╭─ Supplied data

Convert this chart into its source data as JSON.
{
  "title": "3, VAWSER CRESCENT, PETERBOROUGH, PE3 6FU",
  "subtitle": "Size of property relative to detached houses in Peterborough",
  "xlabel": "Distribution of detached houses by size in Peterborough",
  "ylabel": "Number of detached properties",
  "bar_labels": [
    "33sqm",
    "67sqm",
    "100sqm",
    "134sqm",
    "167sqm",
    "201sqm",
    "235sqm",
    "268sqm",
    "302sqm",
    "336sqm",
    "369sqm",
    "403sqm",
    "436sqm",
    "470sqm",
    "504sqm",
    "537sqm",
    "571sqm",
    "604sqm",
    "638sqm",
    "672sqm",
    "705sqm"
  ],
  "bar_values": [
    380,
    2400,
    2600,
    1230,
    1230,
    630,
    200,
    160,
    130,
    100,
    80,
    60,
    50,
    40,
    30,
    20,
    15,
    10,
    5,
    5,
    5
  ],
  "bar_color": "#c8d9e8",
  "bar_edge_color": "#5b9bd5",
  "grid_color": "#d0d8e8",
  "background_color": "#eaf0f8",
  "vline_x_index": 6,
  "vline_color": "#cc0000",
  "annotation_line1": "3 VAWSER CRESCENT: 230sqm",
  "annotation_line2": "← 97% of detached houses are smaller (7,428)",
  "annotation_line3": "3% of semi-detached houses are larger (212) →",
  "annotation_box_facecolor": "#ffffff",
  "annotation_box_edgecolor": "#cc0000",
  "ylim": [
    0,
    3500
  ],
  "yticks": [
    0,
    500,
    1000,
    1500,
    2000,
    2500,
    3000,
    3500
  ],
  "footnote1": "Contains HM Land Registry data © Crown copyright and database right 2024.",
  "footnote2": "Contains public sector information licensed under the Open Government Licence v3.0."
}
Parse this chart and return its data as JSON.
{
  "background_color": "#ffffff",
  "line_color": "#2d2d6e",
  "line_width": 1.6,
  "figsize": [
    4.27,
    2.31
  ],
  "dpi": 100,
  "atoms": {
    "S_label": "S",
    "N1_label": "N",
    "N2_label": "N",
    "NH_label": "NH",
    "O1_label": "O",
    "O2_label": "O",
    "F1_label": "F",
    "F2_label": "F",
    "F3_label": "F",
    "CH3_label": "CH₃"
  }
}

╰─

=== Objective ===
From the line that contains "Parse this chart and return its data as JSON." to the last line of the material above, repeat every line exactly, keeping both the first and the last.

=== Answer to the exercise ===
Parse this chart and return its data as JSON.
{
  "background_color": "#ffffff",
  "line_color": "#2d2d6e",
  "line_width": 1.6,
  "figsize": [
    4.27,
    2.31
  ],
  "dpi": 100,
  "atoms": {
    "S_label": "S",
    "N1_label": "N",
    "N2_label": "N",
    "NH_label": "NH",
    "O1_label": "O",
    "O2_label": "O",
    "F1_label": "F",
    "F2_label": "F",
    "F3_label": "F",
    "CH3_label": "CH₃"
  }
}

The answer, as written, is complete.